**Stated task:** Leave out the pictures and copy everything else below exactly.

**Supplied information:**
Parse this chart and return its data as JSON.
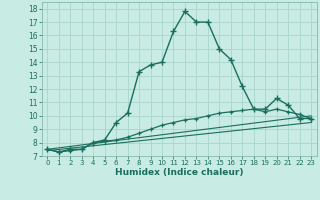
{
  "title": "",
  "xlabel": "Humidex (Indice chaleur)",
  "background_color": "#c8ebe3",
  "grid_color": "#aad4cc",
  "line_color": "#1a6e5e",
  "xlim": [
    -0.5,
    23.5
  ],
  "ylim": [
    7,
    18.5
  ],
  "xticks": [
    0,
    1,
    2,
    3,
    4,
    5,
    6,
    7,
    8,
    9,
    10,
    11,
    12,
    13,
    14,
    15,
    16,
    17,
    18,
    19,
    20,
    21,
    22,
    23
  ],
  "yticks": [
    7,
    8,
    9,
    10,
    11,
    12,
    13,
    14,
    15,
    16,
    17,
    18
  ],
  "line1_x": [
    0,
    1,
    2,
    3,
    4,
    5,
    6,
    7,
    8,
    9,
    10,
    11,
    12,
    13,
    14,
    15,
    16,
    17,
    18,
    19,
    20,
    21,
    22,
    23
  ],
  "line1_y": [
    7.5,
    7.3,
    7.5,
    7.5,
    8.0,
    8.2,
    9.5,
    10.2,
    13.3,
    13.8,
    14.0,
    16.3,
    17.8,
    17.0,
    17.0,
    15.0,
    14.2,
    12.2,
    10.5,
    10.5,
    11.3,
    10.8,
    9.8,
    9.8
  ],
  "line2_x": [
    0,
    1,
    2,
    3,
    4,
    5,
    6,
    7,
    8,
    9,
    10,
    11,
    12,
    13,
    14,
    15,
    16,
    17,
    18,
    19,
    20,
    21,
    22,
    23
  ],
  "line2_y": [
    7.5,
    7.3,
    7.4,
    7.5,
    8.0,
    8.1,
    8.2,
    8.4,
    8.7,
    9.0,
    9.3,
    9.5,
    9.7,
    9.8,
    10.0,
    10.2,
    10.3,
    10.4,
    10.5,
    10.3,
    10.5,
    10.3,
    10.1,
    9.8
  ],
  "line3_x": [
    0,
    23
  ],
  "line3_y": [
    7.5,
    10.0
  ],
  "line4_x": [
    0,
    23
  ],
  "line4_y": [
    7.4,
    9.5
  ]
}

**Finished task:**
Parse this chart and return its data as JSON.
{
  "title": "",
  "xlabel": "Humidex (Indice chaleur)",
  "background_color": "#c8ebe3",
  "grid_color": "#aad4cc",
  "line_color": "#1a6e5e",
  "xlim": [
    -0.5,
    23.5
  ],
  "ylim": [
    7,
    18.5
  ],
  "xticks": [
    0,
    1,
    2,
    3,
    4,
    5,
    6,
    7,
    8,
    9,
    10,
    11,
    12,
    13,
    14,
    15,
    16,
    17,
    18,
    19,
    20,
    21,
    22,
    23
  ],
  "yticks": [
    7,
    8,
    9,
    10,
    11,
    12,
    13,
    14,
    15,
    16,
    17,
    18
  ],
  "line1_x": [
    0,
    1,
    2,
    3,
    4,
    5,
    6,
    7,
    8,
    9,
    10,
    11,
    12,
    13,
    14,
    15,
    16,
    17,
    18,
    19,
    20,
    21,
    22,
    23
  ],
  "line1_y": [
    7.5,
    7.3,
    7.5,
    7.5,
    8.0,
    8.2,
    9.5,
    10.2,
    13.3,
    13.8,
    14.0,
    16.3,
    17.8,
    17.0,
    17.0,
    15.0,
    14.2,
    12.2,
    10.5,
    10.5,
    11.3,
    10.8,
    9.8,
    9.8
  ],
  "line2_x": [
    0,
    1,
    2,
    3,
    4,
    5,
    6,
    7,
    8,
    9,
    10,
    11,
    12,
    13,
    14,
    15,
    16,
    17,
    18,
    19,
    20,
    21,
    22,
    23
  ],
  "line2_y": [
    7.5,
    7.3,
    7.4,
    7.5,
    8.0,
    8.1,
    8.2,
    8.4,
    8.7,
    9.0,
    9.3,
    9.5,
    9.7,
    9.8,
    10.0,
    10.2,
    10.3,
    10.4,
    10.5,
    10.3,
    10.5,
    10.3,
    10.1,
    9.8
  ],
  "line3_x": [
    0,
    23
  ],
  "line3_y": [
    7.5,
    10.0
  ],
  "line4_x": [
    0,
    23
  ],
  "line4_y": [
    7.4,
    9.5
  ]
}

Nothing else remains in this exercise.